*THE PROBLEM*. Below are the records. Gather each line that holds "start".

*RECORDS FOR THE TASK*.
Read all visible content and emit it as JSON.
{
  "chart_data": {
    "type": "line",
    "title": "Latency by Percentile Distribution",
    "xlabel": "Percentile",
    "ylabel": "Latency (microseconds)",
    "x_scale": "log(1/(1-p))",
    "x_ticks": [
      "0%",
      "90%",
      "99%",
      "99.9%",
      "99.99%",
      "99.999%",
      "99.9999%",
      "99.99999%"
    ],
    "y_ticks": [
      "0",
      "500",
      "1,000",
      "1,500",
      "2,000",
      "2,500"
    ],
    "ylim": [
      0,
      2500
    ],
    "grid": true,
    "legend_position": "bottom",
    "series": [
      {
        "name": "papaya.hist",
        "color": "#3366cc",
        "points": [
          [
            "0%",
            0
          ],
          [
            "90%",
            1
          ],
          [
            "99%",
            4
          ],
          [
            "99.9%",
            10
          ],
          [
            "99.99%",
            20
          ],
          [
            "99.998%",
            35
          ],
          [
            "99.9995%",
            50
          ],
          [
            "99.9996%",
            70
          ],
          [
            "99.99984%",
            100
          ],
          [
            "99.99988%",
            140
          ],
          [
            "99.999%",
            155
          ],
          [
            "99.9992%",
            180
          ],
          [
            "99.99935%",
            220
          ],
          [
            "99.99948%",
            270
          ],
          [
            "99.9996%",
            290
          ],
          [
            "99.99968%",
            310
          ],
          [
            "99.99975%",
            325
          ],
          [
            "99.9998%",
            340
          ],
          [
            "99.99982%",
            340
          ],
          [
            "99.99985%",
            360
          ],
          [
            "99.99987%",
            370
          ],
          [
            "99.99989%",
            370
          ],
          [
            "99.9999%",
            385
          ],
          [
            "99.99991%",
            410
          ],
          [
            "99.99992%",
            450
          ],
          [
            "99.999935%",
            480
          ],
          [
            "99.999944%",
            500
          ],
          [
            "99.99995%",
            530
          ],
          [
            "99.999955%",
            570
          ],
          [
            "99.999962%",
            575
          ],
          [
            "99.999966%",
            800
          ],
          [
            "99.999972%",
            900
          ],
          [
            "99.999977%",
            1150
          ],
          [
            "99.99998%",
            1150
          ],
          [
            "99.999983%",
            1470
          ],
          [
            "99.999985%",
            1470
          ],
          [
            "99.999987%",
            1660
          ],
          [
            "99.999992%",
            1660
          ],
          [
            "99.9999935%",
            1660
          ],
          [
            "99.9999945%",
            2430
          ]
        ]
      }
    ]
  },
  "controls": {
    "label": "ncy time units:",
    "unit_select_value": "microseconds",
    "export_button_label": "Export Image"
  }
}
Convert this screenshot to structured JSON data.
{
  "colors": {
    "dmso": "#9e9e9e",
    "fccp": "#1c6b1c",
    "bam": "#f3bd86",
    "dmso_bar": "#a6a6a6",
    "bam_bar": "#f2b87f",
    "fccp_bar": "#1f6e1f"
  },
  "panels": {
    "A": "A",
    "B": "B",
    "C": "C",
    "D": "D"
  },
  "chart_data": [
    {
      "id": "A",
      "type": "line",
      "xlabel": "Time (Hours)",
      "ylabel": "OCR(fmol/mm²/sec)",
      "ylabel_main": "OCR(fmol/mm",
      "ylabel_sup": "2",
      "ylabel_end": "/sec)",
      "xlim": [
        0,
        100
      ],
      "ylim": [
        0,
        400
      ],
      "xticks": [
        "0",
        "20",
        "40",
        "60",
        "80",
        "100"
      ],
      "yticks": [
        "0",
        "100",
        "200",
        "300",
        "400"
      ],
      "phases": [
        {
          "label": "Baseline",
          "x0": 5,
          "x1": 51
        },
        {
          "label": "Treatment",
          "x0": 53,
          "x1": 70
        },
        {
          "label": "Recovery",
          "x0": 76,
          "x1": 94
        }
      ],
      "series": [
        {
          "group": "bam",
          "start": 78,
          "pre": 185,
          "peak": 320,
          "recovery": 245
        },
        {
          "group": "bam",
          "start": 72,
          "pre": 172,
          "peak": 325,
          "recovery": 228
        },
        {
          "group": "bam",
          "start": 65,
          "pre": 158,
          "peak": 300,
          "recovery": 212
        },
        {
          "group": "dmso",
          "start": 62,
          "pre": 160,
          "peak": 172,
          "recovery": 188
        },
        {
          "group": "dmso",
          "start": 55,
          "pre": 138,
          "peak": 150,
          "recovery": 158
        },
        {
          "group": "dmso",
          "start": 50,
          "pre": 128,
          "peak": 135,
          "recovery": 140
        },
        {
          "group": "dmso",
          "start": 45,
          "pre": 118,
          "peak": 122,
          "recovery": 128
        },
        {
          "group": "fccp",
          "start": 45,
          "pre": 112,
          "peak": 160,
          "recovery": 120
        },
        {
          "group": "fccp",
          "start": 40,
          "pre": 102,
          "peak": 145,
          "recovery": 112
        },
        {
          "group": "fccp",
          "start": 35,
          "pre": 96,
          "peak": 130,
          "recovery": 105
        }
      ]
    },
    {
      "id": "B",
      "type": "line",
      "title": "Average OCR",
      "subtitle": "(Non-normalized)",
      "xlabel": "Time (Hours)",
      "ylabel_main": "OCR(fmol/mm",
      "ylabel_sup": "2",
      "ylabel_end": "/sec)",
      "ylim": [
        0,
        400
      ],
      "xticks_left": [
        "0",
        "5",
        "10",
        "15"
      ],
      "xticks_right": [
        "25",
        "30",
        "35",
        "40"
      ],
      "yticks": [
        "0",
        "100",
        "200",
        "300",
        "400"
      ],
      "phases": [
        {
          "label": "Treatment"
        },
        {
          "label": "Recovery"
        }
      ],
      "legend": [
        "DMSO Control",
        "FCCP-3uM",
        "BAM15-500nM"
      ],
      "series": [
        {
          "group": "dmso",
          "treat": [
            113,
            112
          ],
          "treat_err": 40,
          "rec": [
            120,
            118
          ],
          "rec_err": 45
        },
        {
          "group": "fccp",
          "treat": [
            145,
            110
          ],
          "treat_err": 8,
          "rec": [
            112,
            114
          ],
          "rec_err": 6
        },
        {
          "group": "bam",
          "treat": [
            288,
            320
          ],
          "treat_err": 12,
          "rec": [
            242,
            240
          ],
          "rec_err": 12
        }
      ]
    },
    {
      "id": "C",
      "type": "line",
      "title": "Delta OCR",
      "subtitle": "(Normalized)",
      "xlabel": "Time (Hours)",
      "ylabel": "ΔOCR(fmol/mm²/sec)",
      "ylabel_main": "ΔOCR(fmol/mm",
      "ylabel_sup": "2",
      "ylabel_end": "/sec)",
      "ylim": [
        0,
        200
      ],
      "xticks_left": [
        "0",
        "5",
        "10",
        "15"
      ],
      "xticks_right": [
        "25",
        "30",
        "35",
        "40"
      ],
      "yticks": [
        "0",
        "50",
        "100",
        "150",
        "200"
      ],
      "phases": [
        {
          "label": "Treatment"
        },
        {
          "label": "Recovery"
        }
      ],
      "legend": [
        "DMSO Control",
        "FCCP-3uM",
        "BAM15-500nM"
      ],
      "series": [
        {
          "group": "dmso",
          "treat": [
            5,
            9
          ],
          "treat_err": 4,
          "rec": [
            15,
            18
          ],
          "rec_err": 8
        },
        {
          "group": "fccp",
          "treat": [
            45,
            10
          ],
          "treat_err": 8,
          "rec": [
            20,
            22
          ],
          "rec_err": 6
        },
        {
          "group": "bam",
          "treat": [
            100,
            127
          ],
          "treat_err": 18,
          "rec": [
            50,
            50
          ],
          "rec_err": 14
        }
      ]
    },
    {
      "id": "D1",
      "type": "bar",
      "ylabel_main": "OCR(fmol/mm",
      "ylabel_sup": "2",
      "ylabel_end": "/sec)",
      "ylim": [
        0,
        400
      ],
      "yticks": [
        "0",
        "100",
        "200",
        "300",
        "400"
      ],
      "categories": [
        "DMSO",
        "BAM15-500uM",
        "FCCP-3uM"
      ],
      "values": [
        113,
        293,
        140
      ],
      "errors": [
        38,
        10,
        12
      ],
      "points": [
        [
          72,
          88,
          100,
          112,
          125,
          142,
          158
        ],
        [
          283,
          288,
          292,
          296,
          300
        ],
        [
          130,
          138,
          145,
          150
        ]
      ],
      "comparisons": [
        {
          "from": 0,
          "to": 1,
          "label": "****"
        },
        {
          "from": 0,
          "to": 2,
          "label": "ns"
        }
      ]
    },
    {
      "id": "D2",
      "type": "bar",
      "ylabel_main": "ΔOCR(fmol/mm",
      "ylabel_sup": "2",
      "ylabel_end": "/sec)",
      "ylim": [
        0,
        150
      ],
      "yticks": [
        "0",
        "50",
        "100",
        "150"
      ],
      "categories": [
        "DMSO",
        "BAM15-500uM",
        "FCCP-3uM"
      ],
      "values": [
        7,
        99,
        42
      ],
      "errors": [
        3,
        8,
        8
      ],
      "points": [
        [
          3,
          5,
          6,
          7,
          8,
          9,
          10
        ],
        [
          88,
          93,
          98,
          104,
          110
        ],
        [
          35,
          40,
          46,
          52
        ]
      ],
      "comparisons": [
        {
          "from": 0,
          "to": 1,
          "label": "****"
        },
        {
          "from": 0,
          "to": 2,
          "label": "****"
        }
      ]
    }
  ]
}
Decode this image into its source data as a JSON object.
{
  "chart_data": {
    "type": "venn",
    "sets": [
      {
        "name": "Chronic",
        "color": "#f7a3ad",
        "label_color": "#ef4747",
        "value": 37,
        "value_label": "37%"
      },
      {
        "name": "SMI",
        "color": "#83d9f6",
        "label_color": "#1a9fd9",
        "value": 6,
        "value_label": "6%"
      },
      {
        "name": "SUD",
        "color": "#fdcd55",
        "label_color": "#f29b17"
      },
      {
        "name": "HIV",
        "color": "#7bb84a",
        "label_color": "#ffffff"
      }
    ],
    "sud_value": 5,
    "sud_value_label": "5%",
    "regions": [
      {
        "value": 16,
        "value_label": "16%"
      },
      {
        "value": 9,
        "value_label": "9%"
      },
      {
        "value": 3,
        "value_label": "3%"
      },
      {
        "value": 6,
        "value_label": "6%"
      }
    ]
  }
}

*TASK OUTPUT*.
          "start": 78,
          "start": 72,
          "start": 65,
          "start": 62,
          "start": 55,
          "start": 50,
          "start": 45,
          "start": 45,
          "start": 40,
          "start": 35,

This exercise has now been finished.